■ **RECORDED DATA**
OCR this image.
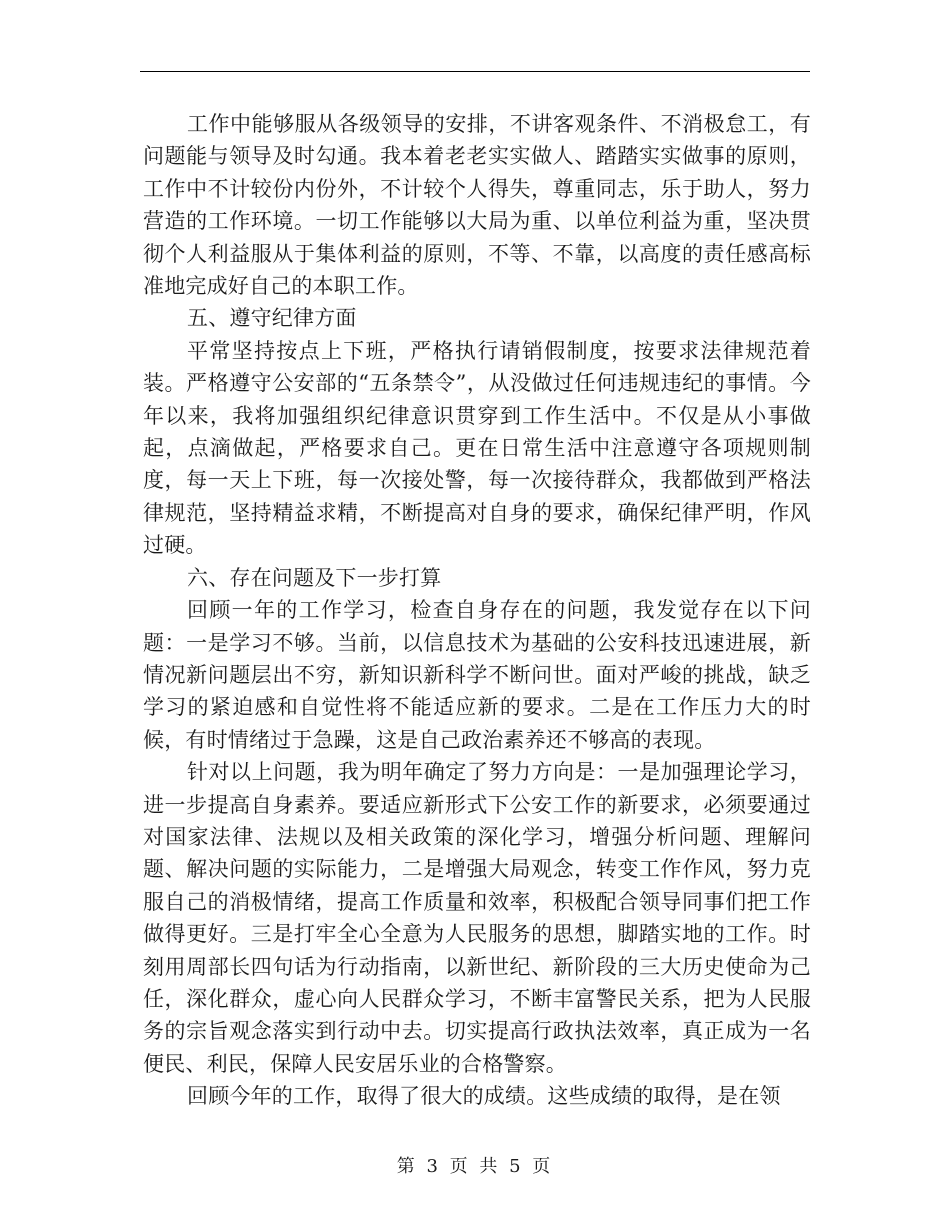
工作中能够服从各级领导的安排，不讲客观条件、不消极怠工，有问题能与领导及时勾通。我本着老老实实做人、踏踏实实做事的原则，工作中不计较份内份外，不计较个人得失，尊重同志，乐于助人，努力营造的工作环境。一切工作能够以大局为重、以单位利益为重，坚决贯彻个人利益服从于集体利益的原则，不等、不靠，以高度的责任感高标准地完成好自己的本职工作。

五、遵守纪律方面

平常坚持按点上下班，严格执行请销假制度，按要求法律规范着装。严格遵守公安部的“五条禁令”，从没做过任何违规违纪的事情。今年以来，我将加强组织纪律意识贯穿到工作生活中。不仅是从小事做起，点滴做起，严格要求自己。更在日常生活中注意遵守各项规则制度，每一天上下班，每一次接处警，每一次接待群众，我都做到严格法律规范，坚持精益求精，不断提高对自身的要求，确保纪律严明，作风过硬。

六、存在问题及下一步打算

回顾一年的工作学习，检查自身存在的问题，我发觉存在以下问题：一是学习不够。当前，以信息技术为基础的公安科技迅速进展，新情况新问题层出不穷，新知识新科学不断问世。面对严峻的挑战，缺乏学习的紧迫感和自觉性将不能适应新的要求。二是在工作压力大的时候，有时情绪过于急躁，这是自己政治素养还不够高的表现。

针对以上问题，我为明年确定了努力方向是：一是加强理论学习，进一步提高自身素养。要适应新形式下公安工作的新要求，必须要通过对国家法律、法规以及相关政策的深化学习，增强分析问题、理解问题、解决问题的实际能力，二是增强大局观念，转变工作作风，努力克服自己的消极情绪，提高工作质量和效率，积极配合领导同事们把工作做得更好。三是打牢全心全意为人民服务的思想，脚踏实地的工作。时刻用周部长四句话为行动指南，以新世纪、新阶段的三大历史使命为己任，深化群众，虚心向人民群众学习，不断丰富警民关系，把为人民服务的宗旨观念落实到行动中去。切实提高行政执法效率，真正成为一名便民、利民，保障人民安居乐业的合格警察。

回顾今年的工作，取得了很大的成绩。这些成绩的取得，是在领

第 3 页 共 5 页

■ **YOUR GOAL**
Repeat the material above word for word, please, apart from its images.

■ **FINAL RESULT**
OCR this image.
工作中能够服从各级领导的安排，不讲客观条件、不消极怠工，有问题能与领导及时勾通。我本着老老实实做人、踏踏实实做事的原则，工作中不计较份内份外，不计较个人得失，尊重同志，乐于助人，努力营造的工作环境。一切工作能够以大局为重、以单位利益为重，坚决贯彻个人利益服从于集体利益的原则，不等、不靠，以高度的责任感高标准地完成好自己的本职工作。

五、遵守纪律方面

平常坚持按点上下班，严格执行请销假制度，按要求法律规范着装。严格遵守公安部的“五条禁令”，从没做过任何违规违纪的事情。今年以来，我将加强组织纪律意识贯穿到工作生活中。不仅是从小事做起，点滴做起，严格要求自己。更在日常生活中注意遵守各项规则制度，每一天上下班，每一次接处警，每一次接待群众，我都做到严格法律规范，坚持精益求精，不断提高对自身的要求，确保纪律严明，作风过硬。

六、存在问题及下一步打算

回顾一年的工作学习，检查自身存在的问题，我发觉存在以下问题：一是学习不够。当前，以信息技术为基础的公安科技迅速进展，新情况新问题层出不穷，新知识新科学不断问世。面对严峻的挑战，缺乏学习的紧迫感和自觉性将不能适应新的要求。二是在工作压力大的时候，有时情绪过于急躁，这是自己政治素养还不够高的表现。

针对以上问题，我为明年确定了努力方向是：一是加强理论学习，进一步提高自身素养。要适应新形式下公安工作的新要求，必须要通过对国家法律、法规以及相关政策的深化学习，增强分析问题、理解问题、解决问题的实际能力，二是增强大局观念，转变工作作风，努力克服自己的消极情绪，提高工作质量和效率，积极配合领导同事们把工作做得更好。三是打牢全心全意为人民服务的思想，脚踏实地的工作。时刻用周部长四句话为行动指南，以新世纪、新阶段的三大历史使命为己任，深化群众，虚心向人民群众学习，不断丰富警民关系，把为人民服务的宗旨观念落实到行动中去。切实提高行政执法效率，真正成为一名便民、利民，保障人民安居乐业的合格警察。

回顾今年的工作，取得了很大的成绩。这些成绩的取得，是在领

第 3 页 共 5 页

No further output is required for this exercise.